Data records:
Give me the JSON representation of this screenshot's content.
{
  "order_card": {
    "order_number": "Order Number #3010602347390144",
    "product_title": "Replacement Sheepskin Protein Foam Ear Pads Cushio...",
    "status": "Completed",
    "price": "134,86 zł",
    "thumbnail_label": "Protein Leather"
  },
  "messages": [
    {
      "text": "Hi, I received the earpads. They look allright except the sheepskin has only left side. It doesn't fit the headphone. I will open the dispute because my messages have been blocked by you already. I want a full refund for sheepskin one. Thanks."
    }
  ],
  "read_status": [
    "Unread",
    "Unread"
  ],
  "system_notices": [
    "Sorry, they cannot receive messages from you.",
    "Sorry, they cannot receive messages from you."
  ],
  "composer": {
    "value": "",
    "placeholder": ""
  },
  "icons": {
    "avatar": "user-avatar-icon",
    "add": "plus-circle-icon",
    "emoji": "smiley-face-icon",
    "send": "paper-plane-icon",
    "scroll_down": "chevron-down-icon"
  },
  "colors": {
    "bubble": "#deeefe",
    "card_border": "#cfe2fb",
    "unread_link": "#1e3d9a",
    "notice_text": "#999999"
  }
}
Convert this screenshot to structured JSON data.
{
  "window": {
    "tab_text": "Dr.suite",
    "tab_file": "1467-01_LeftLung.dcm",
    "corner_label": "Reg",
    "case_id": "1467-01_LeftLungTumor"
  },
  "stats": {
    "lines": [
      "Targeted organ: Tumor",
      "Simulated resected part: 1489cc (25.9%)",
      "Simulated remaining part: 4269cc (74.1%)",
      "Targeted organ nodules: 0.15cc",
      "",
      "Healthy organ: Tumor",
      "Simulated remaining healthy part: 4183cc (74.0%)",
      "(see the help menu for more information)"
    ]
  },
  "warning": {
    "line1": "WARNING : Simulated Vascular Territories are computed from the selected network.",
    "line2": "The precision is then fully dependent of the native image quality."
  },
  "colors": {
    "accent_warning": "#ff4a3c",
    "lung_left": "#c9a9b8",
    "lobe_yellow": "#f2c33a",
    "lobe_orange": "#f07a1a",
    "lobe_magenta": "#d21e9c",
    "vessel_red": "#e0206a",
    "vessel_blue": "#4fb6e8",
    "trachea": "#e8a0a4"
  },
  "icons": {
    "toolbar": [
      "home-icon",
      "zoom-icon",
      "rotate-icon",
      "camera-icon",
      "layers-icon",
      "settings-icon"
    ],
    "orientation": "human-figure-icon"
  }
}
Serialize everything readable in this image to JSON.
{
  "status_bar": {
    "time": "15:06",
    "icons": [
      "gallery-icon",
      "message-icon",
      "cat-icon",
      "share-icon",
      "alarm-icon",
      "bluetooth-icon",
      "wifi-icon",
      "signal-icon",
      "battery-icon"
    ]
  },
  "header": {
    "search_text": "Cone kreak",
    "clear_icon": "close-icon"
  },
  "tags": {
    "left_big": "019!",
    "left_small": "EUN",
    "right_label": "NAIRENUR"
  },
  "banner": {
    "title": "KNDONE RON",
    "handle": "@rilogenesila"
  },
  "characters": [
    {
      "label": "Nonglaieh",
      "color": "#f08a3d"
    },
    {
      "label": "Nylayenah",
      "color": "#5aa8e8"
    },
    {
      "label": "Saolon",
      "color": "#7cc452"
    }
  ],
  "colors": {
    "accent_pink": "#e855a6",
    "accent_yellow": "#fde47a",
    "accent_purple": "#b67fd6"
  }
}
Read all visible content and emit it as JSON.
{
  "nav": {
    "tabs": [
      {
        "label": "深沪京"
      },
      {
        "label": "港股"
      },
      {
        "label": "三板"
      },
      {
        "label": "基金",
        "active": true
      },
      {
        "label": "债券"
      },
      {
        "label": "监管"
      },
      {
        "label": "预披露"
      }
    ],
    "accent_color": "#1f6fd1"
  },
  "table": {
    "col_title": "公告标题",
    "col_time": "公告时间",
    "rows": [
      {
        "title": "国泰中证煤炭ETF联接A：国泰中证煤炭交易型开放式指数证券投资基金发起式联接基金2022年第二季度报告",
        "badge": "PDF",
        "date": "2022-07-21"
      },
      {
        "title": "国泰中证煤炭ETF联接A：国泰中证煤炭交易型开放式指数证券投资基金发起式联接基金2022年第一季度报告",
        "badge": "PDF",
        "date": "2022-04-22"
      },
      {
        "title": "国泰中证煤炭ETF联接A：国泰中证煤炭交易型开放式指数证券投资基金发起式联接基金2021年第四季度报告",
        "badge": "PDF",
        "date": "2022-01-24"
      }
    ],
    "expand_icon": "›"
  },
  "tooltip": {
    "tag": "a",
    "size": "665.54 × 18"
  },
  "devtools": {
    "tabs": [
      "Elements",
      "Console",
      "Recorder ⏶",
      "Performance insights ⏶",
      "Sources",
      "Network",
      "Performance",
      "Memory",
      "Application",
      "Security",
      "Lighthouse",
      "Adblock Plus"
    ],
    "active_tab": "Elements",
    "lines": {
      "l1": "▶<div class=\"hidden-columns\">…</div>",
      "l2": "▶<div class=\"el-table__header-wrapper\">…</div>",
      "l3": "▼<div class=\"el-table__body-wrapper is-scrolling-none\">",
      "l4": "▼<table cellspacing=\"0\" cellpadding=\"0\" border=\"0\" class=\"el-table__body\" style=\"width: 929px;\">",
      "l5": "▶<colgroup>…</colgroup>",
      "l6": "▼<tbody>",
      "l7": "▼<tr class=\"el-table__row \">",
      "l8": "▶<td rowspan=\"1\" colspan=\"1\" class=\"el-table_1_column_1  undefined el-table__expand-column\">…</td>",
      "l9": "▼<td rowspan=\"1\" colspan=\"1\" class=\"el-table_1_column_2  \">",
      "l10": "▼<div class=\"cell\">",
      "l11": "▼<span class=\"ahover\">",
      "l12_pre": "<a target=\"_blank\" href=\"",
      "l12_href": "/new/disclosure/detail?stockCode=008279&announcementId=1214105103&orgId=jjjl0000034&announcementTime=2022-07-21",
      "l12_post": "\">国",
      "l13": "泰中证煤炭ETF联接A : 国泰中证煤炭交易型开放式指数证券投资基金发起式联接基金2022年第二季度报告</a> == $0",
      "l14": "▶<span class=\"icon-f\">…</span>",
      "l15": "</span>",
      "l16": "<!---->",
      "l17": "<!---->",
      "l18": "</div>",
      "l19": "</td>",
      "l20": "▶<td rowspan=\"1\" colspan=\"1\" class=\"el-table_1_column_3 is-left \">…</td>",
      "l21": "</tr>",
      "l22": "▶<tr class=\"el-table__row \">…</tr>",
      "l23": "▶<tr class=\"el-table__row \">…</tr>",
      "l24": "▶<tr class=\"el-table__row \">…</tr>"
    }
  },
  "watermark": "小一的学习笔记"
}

Try it:
Nothing in the records above may be left out when you repeat them exactly.

Solution to the exercise:
Give me the JSON representation of this screenshot's content.
{
  "order_card": {
    "order_number": "Order Number #3010602347390144",
    "product_title": "Replacement Sheepskin Protein Foam Ear Pads Cushio...",
    "status": "Completed",
    "price": "134,86 zł",
    "thumbnail_label": "Protein Leather"
  },
  "messages": [
    {
      "text": "Hi, I received the earpads. They look allright except the sheepskin has only left side. It doesn't fit the headphone. I will open the dispute because my messages have been blocked by you already. I want a full refund for sheepskin one. Thanks."
    }
  ],
  "read_status": [
    "Unread",
    "Unread"
  ],
  "system_notices": [
    "Sorry, they cannot receive messages from you.",
    "Sorry, they cannot receive messages from you."
  ],
  "composer": {
    "value": "",
    "placeholder": ""
  },
  "icons": {
    "avatar": "user-avatar-icon",
    "add": "plus-circle-icon",
    "emoji": "smiley-face-icon",
    "send": "paper-plane-icon",
    "scroll_down": "chevron-down-icon"
  },
  "colors": {
    "bubble": "#deeefe",
    "card_border": "#cfe2fb",
    "unread_link": "#1e3d9a",
    "notice_text": "#999999"
  }
}
Convert this screenshot to structured JSON data.
{
  "window": {
    "tab_text": "Dr.suite",
    "tab_file": "1467-01_LeftLung.dcm",
    "corner_label": "Reg",
    "case_id": "1467-01_LeftLungTumor"
  },
  "stats": {
    "lines": [
      "Targeted organ: Tumor",
      "Simulated resected part: 1489cc (25.9%)",
      "Simulated remaining part: 4269cc (74.1%)",
      "Targeted organ nodules: 0.15cc",
      "",
      "Healthy organ: Tumor",
      "Simulated remaining healthy part: 4183cc (74.0%)",
      "(see the help menu for more information)"
    ]
  },
  "warning": {
    "line1": "WARNING : Simulated Vascular Territories are computed from the selected network.",
    "line2": "The precision is then fully dependent of the native image quality."
  },
  "colors": {
    "accent_warning": "#ff4a3c",
    "lung_left": "#c9a9b8",
    "lobe_yellow": "#f2c33a",
    "lobe_orange": "#f07a1a",
    "lobe_magenta": "#d21e9c",
    "vessel_red": "#e0206a",
    "vessel_blue": "#4fb6e8",
    "trachea": "#e8a0a4"
  },
  "icons": {
    "toolbar": [
      "home-icon",
      "zoom-icon",
      "rotate-icon",
      "camera-icon",
      "layers-icon",
      "settings-icon"
    ],
    "orientation": "human-figure-icon"
  }
}
Serialize everything readable in this image to JSON.
{
  "status_bar": {
    "time": "15:06",
    "icons": [
      "gallery-icon",
      "message-icon",
      "cat-icon",
      "share-icon",
      "alarm-icon",
      "bluetooth-icon",
      "wifi-icon",
      "signal-icon",
      "battery-icon"
    ]
  },
  "header": {
    "search_text": "Cone kreak",
    "clear_icon": "close-icon"
  },
  "tags": {
    "left_big": "019!",
    "left_small": "EUN",
    "right_label": "NAIRENUR"
  },
  "banner": {
    "title": "KNDONE RON",
    "handle": "@rilogenesila"
  },
  "characters": [
    {
      "label": "Nonglaieh",
      "color": "#f08a3d"
    },
    {
      "label": "Nylayenah",
      "color": "#5aa8e8"
    },
    {
      "label": "Saolon",
      "color": "#7cc452"
    }
  ],
  "colors": {
    "accent_pink": "#e855a6",
    "accent_yellow": "#fde47a",
    "accent_purple": "#b67fd6"
  }
}
Read all visible content and emit it as JSON.
{
  "nav": {
    "tabs": [
      {
        "label": "深沪京"
      },
      {
        "label": "港股"
      },
      {
        "label": "三板"
      },
      {
        "label": "基金",
        "active": true
      },
      {
        "label": "债券"
      },
      {
        "label": "监管"
      },
      {
        "label": "预披露"
      }
    ],
    "accent_color": "#1f6fd1"
  },
  "table": {
    "col_title": "公告标题",
    "col_time": "公告时间",
    "rows": [
      {
        "title": "国泰中证煤炭ETF联接A：国泰中证煤炭交易型开放式指数证券投资基金发起式联接基金2022年第二季度报告",
        "badge": "PDF",
        "date": "2022-07-21"
      },
      {
        "title": "国泰中证煤炭ETF联接A：国泰中证煤炭交易型开放式指数证券投资基金发起式联接基金2022年第一季度报告",
        "badge": "PDF",
        "date": "2022-04-22"
      },
      {
        "title": "国泰中证煤炭ETF联接A：国泰中证煤炭交易型开放式指数证券投资基金发起式联接基金2021年第四季度报告",
        "badge": "PDF",
        "date": "2022-01-24"
      }
    ],
    "expand_icon": "›"
  },
  "tooltip": {
    "tag": "a",
    "size": "665.54 × 18"
  },
  "devtools": {
    "tabs": [
      "Elements",
      "Console",
      "Recorder ⏶",
      "Performance insights ⏶",
      "Sources",
      "Network",
      "Performance",
      "Memory",
      "Application",
      "Security",
      "Lighthouse",
      "Adblock Plus"
    ],
    "active_tab": "Elements",
    "lines": {
      "l1": "▶<div class=\"hidden-columns\">…</div>",
      "l2": "▶<div class=\"el-table__header-wrapper\">…</div>",
      "l3": "▼<div class=\"el-table__body-wrapper is-scrolling-none\">",
      "l4": "▼<table cellspacing=\"0\" cellpadding=\"0\" border=\"0\" class=\"el-table__body\" style=\"width: 929px;\">",
      "l5": "▶<colgroup>…</colgroup>",
      "l6": "▼<tbody>",
      "l7": "▼<tr class=\"el-table__row \">",
      "l8": "▶<td rowspan=\"1\" colspan=\"1\" class=\"el-table_1_column_1  undefined el-table__expand-column\">…</td>",
      "l9": "▼<td rowspan=\"1\" colspan=\"1\" class=\"el-table_1_column_2  \">",
      "l10": "▼<div class=\"cell\">",
      "l11": "▼<span class=\"ahover\">",
      "l12_pre": "<a target=\"_blank\" href=\"",
      "l12_href": "/new/disclosure/detail?stockCode=008279&announcementId=1214105103&orgId=jjjl0000034&announcementTime=2022-07-21",
      "l12_post": "\">国",
      "l13": "泰中证煤炭ETF联接A : 国泰中证煤炭交易型开放式指数证券投资基金发起式联接基金2022年第二季度报告</a> == $0",
      "l14": "▶<span class=\"icon-f\">…</span>",
      "l15": "</span>",
      "l16": "<!---->",
      "l17": "<!---->",
      "l18": "</div>",
      "l19": "</td>",
      "l20": "▶<td rowspan=\"1\" colspan=\"1\" class=\"el-table_1_column_3 is-left \">…</td>",
      "l21": "</tr>",
      "l22": "▶<tr class=\"el-table__row \">…</tr>",
      "l23": "▶<tr class=\"el-table__row \">…</tr>",
      "l24": "▶<tr class=\"el-table__row \">…</tr>"
    }
  },
  "watermark": "小一的学习笔记"
}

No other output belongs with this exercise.